What you will do -
With pictures omitted, restate the data word for word.

[Extracts from a graphics dataset]
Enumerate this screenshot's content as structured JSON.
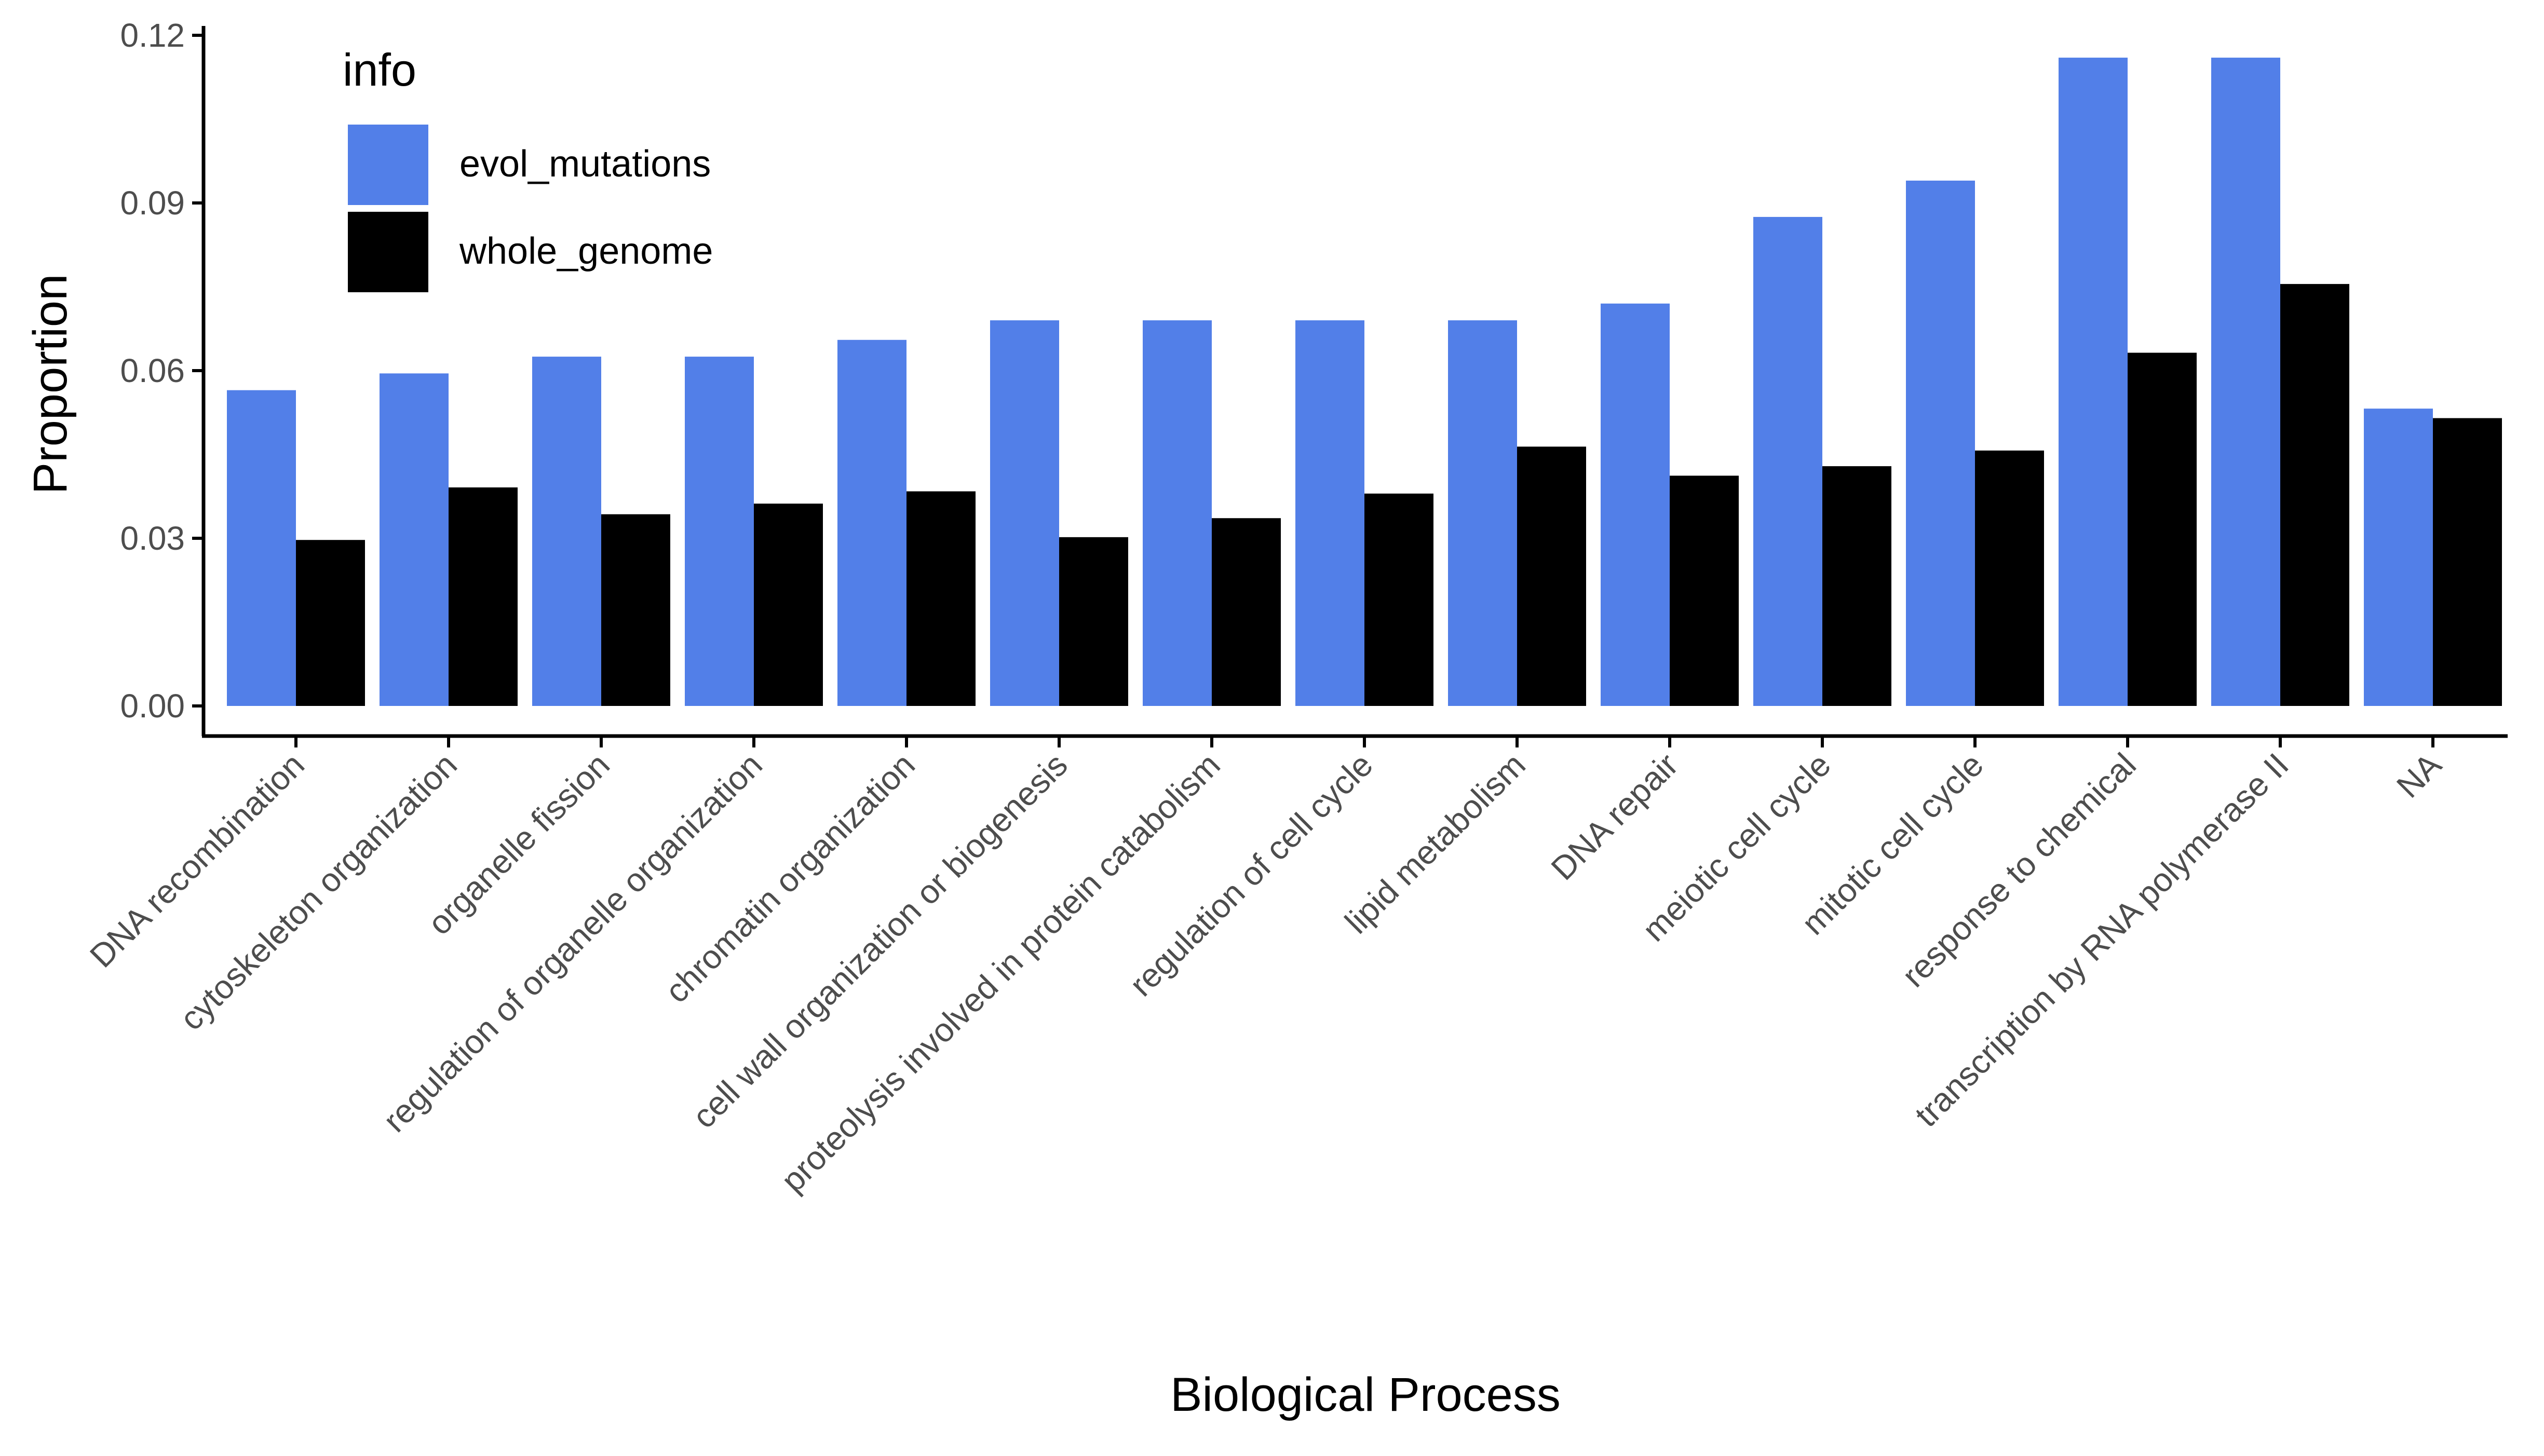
{
  "chart_data": {
    "type": "bar",
    "title": "",
    "xlabel": "Biological Process",
    "ylabel": "Proportion",
    "ylim": [
      0,
      0.12
    ],
    "yticks": [
      0.0,
      0.03,
      0.06,
      0.09,
      0.12
    ],
    "ytick_labels": [
      "0.00",
      "0.03",
      "0.06",
      "0.09",
      "0.12"
    ],
    "grid": false,
    "legend": {
      "title": "info",
      "placement": "top-left inside"
    },
    "categories": [
      "DNA recombination",
      "cytoskeleton organization",
      "organelle fission",
      "regulation of organelle organization",
      "chromatin organization",
      "cell wall organization or biogenesis",
      "proteolysis involved in protein catabolism",
      "regulation of cell cycle",
      "lipid metabolism",
      "DNA repair",
      "meiotic cell cycle",
      "mitotic cell cycle",
      "response to chemical",
      "transcription by RNA polymerase II",
      "NA"
    ],
    "series": [
      {
        "name": "evol_mutations",
        "color": "#527FE8",
        "values": [
          0.0565,
          0.0595,
          0.0625,
          0.0625,
          0.0655,
          0.069,
          0.069,
          0.069,
          0.069,
          0.072,
          0.0875,
          0.094,
          0.116,
          0.116,
          0.0532
        ]
      },
      {
        "name": "whole_genome",
        "color": "#000000",
        "values": [
          0.0297,
          0.0391,
          0.0343,
          0.0362,
          0.0384,
          0.0302,
          0.0336,
          0.038,
          0.0464,
          0.0412,
          0.0429,
          0.0457,
          0.0632,
          0.0755,
          0.0515
        ]
      }
    ]
  }
}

Reply to the task -
Enumerate this screenshot's content as structured JSON.
{
  "chart_data": {
    "type": "bar",
    "title": "",
    "xlabel": "Biological Process",
    "ylabel": "Proportion",
    "ylim": [
      0,
      0.12
    ],
    "yticks": [
      0.0,
      0.03,
      0.06,
      0.09,
      0.12
    ],
    "ytick_labels": [
      "0.00",
      "0.03",
      "0.06",
      "0.09",
      "0.12"
    ],
    "grid": false,
    "legend": {
      "title": "info",
      "placement": "top-left inside"
    },
    "categories": [
      "DNA recombination",
      "cytoskeleton organization",
      "organelle fission",
      "regulation of organelle organization",
      "chromatin organization",
      "cell wall organization or biogenesis",
      "proteolysis involved in protein catabolism",
      "regulation of cell cycle",
      "lipid metabolism",
      "DNA repair",
      "meiotic cell cycle",
      "mitotic cell cycle",
      "response to chemical",
      "transcription by RNA polymerase II",
      "NA"
    ],
    "series": [
      {
        "name": "evol_mutations",
        "color": "#527FE8",
        "values": [
          0.0565,
          0.0595,
          0.0625,
          0.0625,
          0.0655,
          0.069,
          0.069,
          0.069,
          0.069,
          0.072,
          0.0875,
          0.094,
          0.116,
          0.116,
          0.0532
        ]
      },
      {
        "name": "whole_genome",
        "color": "#000000",
        "values": [
          0.0297,
          0.0391,
          0.0343,
          0.0362,
          0.0384,
          0.0302,
          0.0336,
          0.038,
          0.0464,
          0.0412,
          0.0429,
          0.0457,
          0.0632,
          0.0755,
          0.0515
        ]
      }
    ]
  }
}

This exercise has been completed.